TEXTO:
En la Scala aún se recuerdan con nostalgia verdadera los años que pasó allí como responsable musical de esa casa, donde puso en valor algunas de las joyas entonces menos interpretadas de Verdi (Macbeth y Simon Boccanegra), con férreo sentido rítmico y una extraordinaria intensidad que parecía heredada de otro predecesor, coterráneo suyo, el gran Marinuzzi, cuya flamígera lectura de La forza del destino constituye, desde su temprana aparición, el principal testimonio grabado de lo que seguramente representaría la madurez verdiana en su absoluta plenitud. No ha habido ningún otro registro de las óperas del autor de Rigoletto parangonable, pero las de Abbado, sobre todo del Boccanegra, se aproximan bastante a aquel ideal.

El teatro milanés ha incorporado recientemente a su nuevo canal de streaming algunas de aquellas ya legendarias apariciones del joven Abbado en el foso del Piermarini, en ocasiones como las citadas, con referenciales puestas en escena de Giorgio Strehler, uno de los escasos, genuinos hombres de teatro que supieron entender y comunicar la esencia de la ópera, sin traicionarla, y repartos que incluían a los más distinguidos intérpretes de la época: Shirley Verret, Piero Cappuccilli, Nicolai Ghiaurov, Mirella Freni, Veriano Lucchetti

Durante aquellos años, además, su inteligencia y la confianza plena en sus propios medios, ajena a mortales celos y envidias, le permitieron ampliar la nómina de maestros invitados, incorporando a los distintos carteles a genios como Carlos Kleiber, Lorin Maazel o Georges Prêtre, directores habituales en aquellas temporadas que marcaron nuevos hitos de calidad, excelencia y rigor, tan alejados de los actuales.

De Salzburgo a Berlín

Más tarde, en el escenario del Festival de Salzburgo, Abbado destacaría proponiendo nuevas lecturas que también marcarían una época de óperas como el Boris Godunov de Mussorgsky o del Wozzek de Berg, mientras en las salas de conciertos, y muy especialmente en sus citas con la imbatible Filarmónica berlinesa, ampliaba los horizontes de los programas gracias a su interés y entusiasmo por Nono, Berio, Kurtág o Lachenman, sin desdoro de las magistrales interpretaciones de Mahler y Bruckner que siempre legó a lo largo de los años (distintas reediciones publicadas estos días se ocupan de recordárnoslo).

QUÉ HACER: Transcriba sin cambios el pasaje del texto sobre Abbado que empieza en "Más tarde, en" y termina en "ocupan de recordárnoslo).". Los datos no guardan ninguna relación con el texto.

DATOS DE ENTRADA:
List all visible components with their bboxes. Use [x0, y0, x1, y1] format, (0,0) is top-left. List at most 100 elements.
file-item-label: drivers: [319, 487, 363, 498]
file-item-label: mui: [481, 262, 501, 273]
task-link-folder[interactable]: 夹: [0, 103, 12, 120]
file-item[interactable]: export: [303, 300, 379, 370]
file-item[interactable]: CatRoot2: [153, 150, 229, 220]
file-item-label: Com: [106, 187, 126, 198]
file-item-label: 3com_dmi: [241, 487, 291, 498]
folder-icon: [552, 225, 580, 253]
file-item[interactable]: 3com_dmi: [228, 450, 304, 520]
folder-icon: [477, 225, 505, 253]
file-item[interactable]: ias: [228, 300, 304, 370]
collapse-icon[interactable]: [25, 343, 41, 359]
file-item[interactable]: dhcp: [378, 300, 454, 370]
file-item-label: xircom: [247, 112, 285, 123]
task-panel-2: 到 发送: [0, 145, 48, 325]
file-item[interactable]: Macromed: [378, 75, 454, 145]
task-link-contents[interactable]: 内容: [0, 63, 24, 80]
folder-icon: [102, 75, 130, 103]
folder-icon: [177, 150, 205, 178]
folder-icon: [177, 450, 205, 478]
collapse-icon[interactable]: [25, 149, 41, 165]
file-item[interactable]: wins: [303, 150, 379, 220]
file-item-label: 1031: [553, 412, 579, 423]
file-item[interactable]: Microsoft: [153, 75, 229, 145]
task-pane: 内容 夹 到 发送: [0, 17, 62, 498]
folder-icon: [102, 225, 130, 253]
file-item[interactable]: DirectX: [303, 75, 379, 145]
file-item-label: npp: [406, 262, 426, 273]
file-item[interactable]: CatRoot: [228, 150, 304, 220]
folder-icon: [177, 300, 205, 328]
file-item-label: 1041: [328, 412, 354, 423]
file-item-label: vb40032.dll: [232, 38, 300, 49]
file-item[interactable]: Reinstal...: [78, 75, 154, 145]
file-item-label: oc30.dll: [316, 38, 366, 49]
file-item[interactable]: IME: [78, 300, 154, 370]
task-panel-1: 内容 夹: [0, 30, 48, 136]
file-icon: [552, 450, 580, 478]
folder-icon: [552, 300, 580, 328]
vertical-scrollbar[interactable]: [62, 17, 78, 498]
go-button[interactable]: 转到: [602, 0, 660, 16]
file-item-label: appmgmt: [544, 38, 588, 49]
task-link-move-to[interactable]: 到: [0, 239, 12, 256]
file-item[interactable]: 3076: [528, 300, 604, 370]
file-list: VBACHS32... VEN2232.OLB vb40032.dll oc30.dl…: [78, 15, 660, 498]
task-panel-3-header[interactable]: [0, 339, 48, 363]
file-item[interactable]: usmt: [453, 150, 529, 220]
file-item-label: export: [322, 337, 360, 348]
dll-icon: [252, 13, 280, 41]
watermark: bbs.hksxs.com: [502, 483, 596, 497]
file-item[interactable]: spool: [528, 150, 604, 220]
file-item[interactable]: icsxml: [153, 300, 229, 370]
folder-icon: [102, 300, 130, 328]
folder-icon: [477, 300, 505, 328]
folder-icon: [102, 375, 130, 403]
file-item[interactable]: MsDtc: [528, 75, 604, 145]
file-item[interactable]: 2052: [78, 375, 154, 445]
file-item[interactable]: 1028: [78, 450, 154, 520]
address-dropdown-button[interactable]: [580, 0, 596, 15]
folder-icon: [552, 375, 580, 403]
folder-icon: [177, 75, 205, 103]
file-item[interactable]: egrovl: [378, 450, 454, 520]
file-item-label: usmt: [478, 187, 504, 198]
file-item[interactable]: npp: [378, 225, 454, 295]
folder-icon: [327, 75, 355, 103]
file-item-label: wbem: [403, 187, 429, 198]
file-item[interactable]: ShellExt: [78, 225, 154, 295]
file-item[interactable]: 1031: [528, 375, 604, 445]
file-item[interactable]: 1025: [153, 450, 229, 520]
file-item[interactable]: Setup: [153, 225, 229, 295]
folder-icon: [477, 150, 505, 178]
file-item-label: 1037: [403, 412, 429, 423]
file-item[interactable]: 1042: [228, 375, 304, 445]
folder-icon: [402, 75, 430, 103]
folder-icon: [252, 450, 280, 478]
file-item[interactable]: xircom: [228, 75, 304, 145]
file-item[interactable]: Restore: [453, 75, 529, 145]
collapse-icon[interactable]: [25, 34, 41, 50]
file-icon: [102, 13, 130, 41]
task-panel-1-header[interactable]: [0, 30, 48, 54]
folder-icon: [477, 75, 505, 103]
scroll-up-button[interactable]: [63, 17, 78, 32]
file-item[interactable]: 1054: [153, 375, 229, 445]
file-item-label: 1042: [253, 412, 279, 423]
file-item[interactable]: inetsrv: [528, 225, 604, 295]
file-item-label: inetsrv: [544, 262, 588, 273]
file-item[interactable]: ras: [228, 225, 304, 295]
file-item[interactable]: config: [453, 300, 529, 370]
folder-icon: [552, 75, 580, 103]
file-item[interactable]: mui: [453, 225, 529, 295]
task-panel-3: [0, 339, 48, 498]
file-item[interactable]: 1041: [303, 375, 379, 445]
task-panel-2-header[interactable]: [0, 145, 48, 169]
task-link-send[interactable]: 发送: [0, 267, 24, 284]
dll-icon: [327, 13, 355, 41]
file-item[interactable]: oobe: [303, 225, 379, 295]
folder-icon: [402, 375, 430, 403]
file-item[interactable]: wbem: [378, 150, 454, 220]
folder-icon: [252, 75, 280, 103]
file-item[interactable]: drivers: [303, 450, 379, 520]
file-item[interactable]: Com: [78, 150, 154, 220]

SOLUCIÓN DEL EJERCICIO:
Más tarde, en el escenario del Festival de Salzburgo, Abbado destacaría proponiendo nuevas lecturas que también marcarían una época de óperas como el Boris Godunov de Mussorgsky o del Wozzek de Berg, mientras en las salas de conciertos, y muy especialmente en sus citas con la imbatible Filarmónica berlinesa, ampliaba los horizontes de los programas gracias a su interés y entusiasmo por Nono, Berio, Kurtág o Lachenman, sin desdoro de las magistrales interpretaciones de Mahler y Bruckner que siempre legó a lo largo de los años (distintas reediciones publicadas estos días se ocupan de recordárnoslo).